• Data for the task
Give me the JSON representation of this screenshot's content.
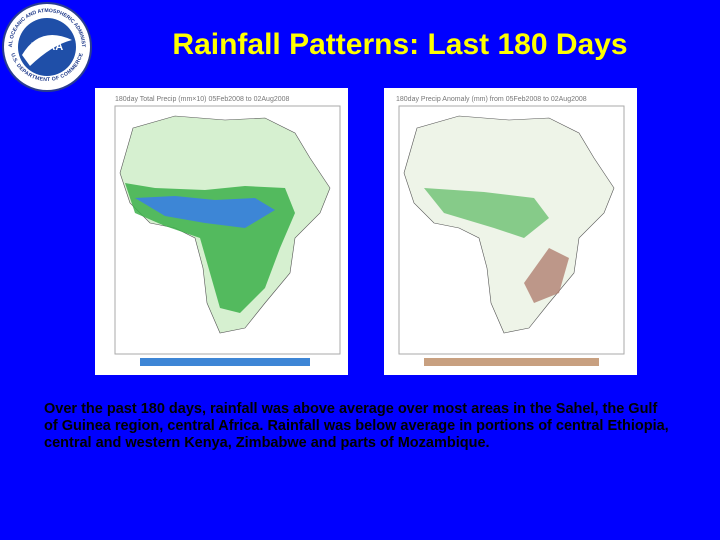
{
  "slide": {
    "title": "Rainfall Patterns: Last 180 Days",
    "logo": {
      "name": "NOAA",
      "ring_top": "NATIONAL OCEANIC AND ATMOSPHERIC ADMINISTRATION",
      "ring_bottom": "U.S. DEPARTMENT OF COMMERCE"
    },
    "maps": [
      {
        "title": "180day Total Precip (mm×10) 05Feb2008 to 02Aug2008"
      },
      {
        "title": "180day Precip Anomaly (mm) from 05Feb2008 to 02Aug2008"
      }
    ],
    "text": "Over the past 180 days, rainfall was above average over most areas in the Sahel, the Gulf of Guinea region, central Africa. Rainfall was below average in portions of central Ethiopia, central and western Kenya, Zimbabwe and parts of Mozambique."
  }
}
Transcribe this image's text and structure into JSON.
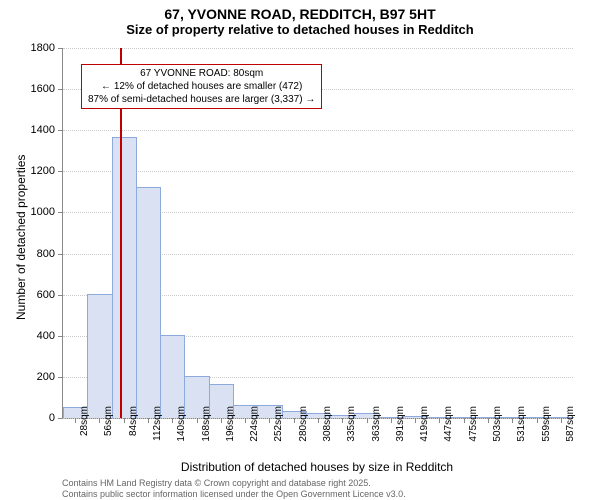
{
  "title": "67, YVONNE ROAD, REDDITCH, B97 5HT",
  "subtitle": "Size of property relative to detached houses in Redditch",
  "ylabel": "Number of detached properties",
  "xlabel": "Distribution of detached houses by size in Redditch",
  "footer_line1": "Contains HM Land Registry data © Crown copyright and database right 2025.",
  "footer_line2": "Contains public sector information licensed under the Open Government Licence v3.0.",
  "chart": {
    "type": "histogram",
    "ylim": [
      0,
      1800
    ],
    "yticks": [
      0,
      200,
      400,
      600,
      800,
      1000,
      1200,
      1400,
      1600,
      1800
    ],
    "xticks": [
      "28sqm",
      "56sqm",
      "84sqm",
      "112sqm",
      "140sqm",
      "168sqm",
      "196sqm",
      "224sqm",
      "252sqm",
      "280sqm",
      "308sqm",
      "335sqm",
      "363sqm",
      "391sqm",
      "419sqm",
      "447sqm",
      "475sqm",
      "503sqm",
      "531sqm",
      "559sqm",
      "587sqm"
    ],
    "values": [
      50,
      600,
      1360,
      1120,
      400,
      200,
      160,
      60,
      60,
      30,
      20,
      10,
      20,
      0,
      5,
      0,
      0,
      0,
      0,
      0,
      0
    ],
    "bar_fill": "#d9e1f2",
    "bar_stroke": "#8ea9db",
    "grid_color": "#cccccc",
    "background_color": "#ffffff",
    "marker": {
      "position_index": 2,
      "position_offset": -0.15,
      "color": "#c00000",
      "label_line1": "67 YVONNE ROAD: 80sqm",
      "label_line2": "← 12% of detached houses are smaller (472)",
      "label_line3": "87% of semi-detached houses are larger (3,337) →"
    }
  }
}
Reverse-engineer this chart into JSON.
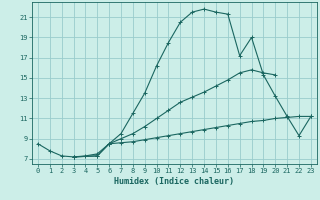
{
  "bg_color": "#cceee8",
  "grid_color": "#99cccc",
  "line_color": "#1a6660",
  "xlabel": "Humidex (Indice chaleur)",
  "xlim": [
    -0.5,
    23.5
  ],
  "ylim": [
    6.5,
    22.5
  ],
  "xticks": [
    0,
    1,
    2,
    3,
    4,
    5,
    6,
    7,
    8,
    9,
    10,
    11,
    12,
    13,
    14,
    15,
    16,
    17,
    18,
    19,
    20,
    21,
    22,
    23
  ],
  "yticks": [
    7,
    9,
    11,
    13,
    15,
    17,
    19,
    21
  ],
  "line1_x": [
    0,
    1,
    2,
    3,
    4,
    5,
    6,
    7,
    8,
    9,
    10,
    11,
    12,
    13,
    14,
    15,
    16,
    17,
    18,
    19,
    20,
    21,
    22,
    23
  ],
  "line1_y": [
    8.5,
    7.8,
    7.3,
    7.2,
    7.3,
    7.5,
    8.5,
    9.5,
    11.5,
    13.5,
    16.2,
    18.5,
    20.5,
    21.5,
    21.8,
    21.5,
    21.3,
    17.2,
    19.0,
    15.3,
    13.2,
    11.2,
    9.3,
    11.2
  ],
  "line2_x": [
    3,
    5,
    6,
    7,
    8,
    9,
    10,
    11,
    12,
    13,
    14,
    15,
    16,
    17,
    18,
    19,
    20,
    21,
    22,
    23
  ],
  "line2_y": [
    7.2,
    7.3,
    8.5,
    8.6,
    8.7,
    8.9,
    9.1,
    9.3,
    9.5,
    9.7,
    9.9,
    10.1,
    10.3,
    10.5,
    10.7,
    10.8,
    11.0,
    11.1,
    11.2,
    11.2
  ],
  "line3_x": [
    3,
    5,
    6,
    7,
    8,
    9,
    10,
    11,
    12,
    13,
    14,
    15,
    16,
    17,
    18,
    19,
    20
  ],
  "line3_y": [
    7.2,
    7.3,
    8.5,
    9.0,
    9.5,
    10.2,
    11.0,
    11.8,
    12.6,
    13.1,
    13.6,
    14.2,
    14.8,
    15.5,
    15.8,
    15.5,
    15.3
  ],
  "marker": "+",
  "markersize": 3,
  "linewidth": 0.8,
  "tick_fontsize": 5,
  "xlabel_fontsize": 6,
  "tick_color": "#1a6660"
}
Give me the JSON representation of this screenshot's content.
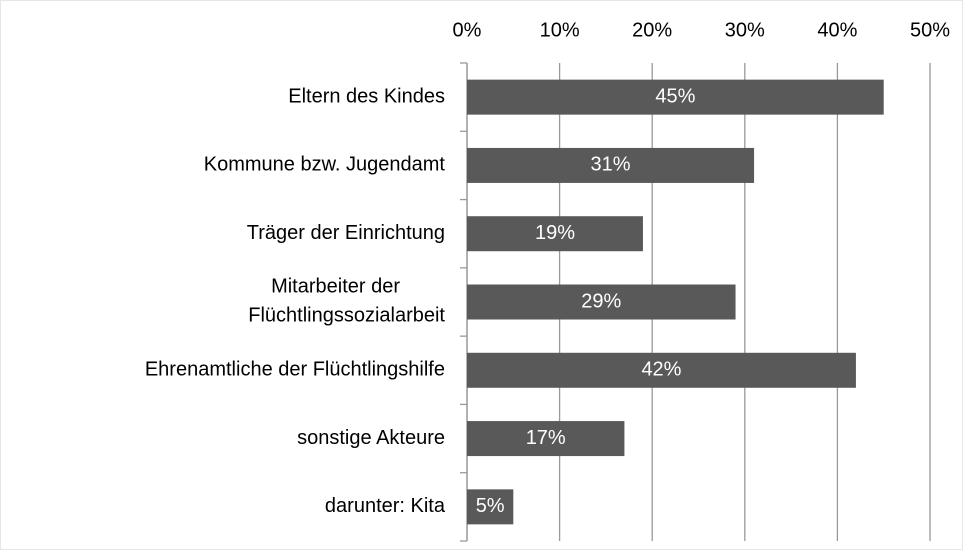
{
  "chart_data": {
    "type": "barh",
    "categories": [
      "Eltern des Kindes",
      "Kommune bzw. Jugendamt",
      "Träger der Einrichtung",
      "Mitarbeiter der\nFlüchtlingssozialarbeit",
      "Ehrenamtliche der Flüchtlingshilfe",
      "sonstige Akteure",
      "darunter: Kita"
    ],
    "values": [
      45,
      31,
      19,
      29,
      42,
      17,
      5
    ],
    "value_labels": [
      "45%",
      "31%",
      "19%",
      "29%",
      "42%",
      "17%",
      "5%"
    ],
    "color": "#595959",
    "xlim": [
      0,
      50
    ],
    "xticks": [
      {
        "value": 0,
        "label": "0%"
      },
      {
        "value": 10,
        "label": "10%"
      },
      {
        "value": 20,
        "label": "20%"
      },
      {
        "value": 30,
        "label": "30%"
      },
      {
        "value": 40,
        "label": "40%"
      },
      {
        "value": 50,
        "label": "50%"
      }
    ],
    "grid": true
  }
}
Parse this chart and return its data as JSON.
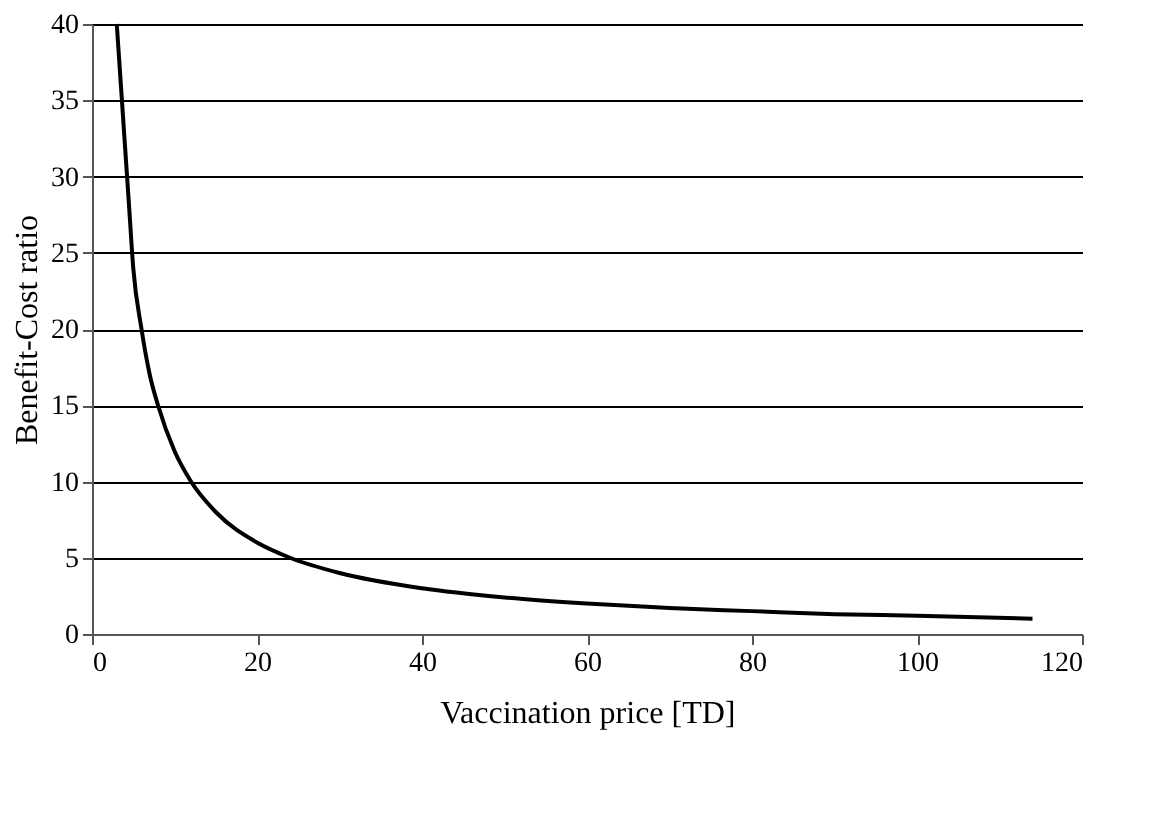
{
  "chart_data": {
    "type": "line",
    "xlabel": "Vaccination price [TD]",
    "ylabel": "Benefit-Cost ratio",
    "x": [
      3,
      3.5,
      4,
      4.5,
      5,
      6,
      7,
      8,
      10,
      12,
      15,
      20,
      24,
      30,
      40,
      50,
      60,
      70,
      80,
      90,
      100,
      114
    ],
    "series": [
      {
        "color": "#000000",
        "values": [
          40,
          36,
          32,
          28,
          24,
          20,
          17,
          15,
          12,
          10,
          8,
          6,
          5,
          4,
          3,
          2.4,
          2,
          1.7,
          1.5,
          1.3,
          1.2,
          1.0
        ]
      }
    ],
    "xlim": [
      0,
      120
    ],
    "xticks": [
      0,
      20,
      40,
      60,
      80,
      100,
      120
    ],
    "ylim": [
      0,
      40
    ],
    "yticks": [
      0,
      5,
      10,
      15,
      20,
      25,
      30,
      35,
      40
    ],
    "grid": "y",
    "marker": "none",
    "line_style": "solid"
  }
}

• Problem statement
Only a number is wanted: how many lines of the material include the word "ylabel".

• Completed exercise
2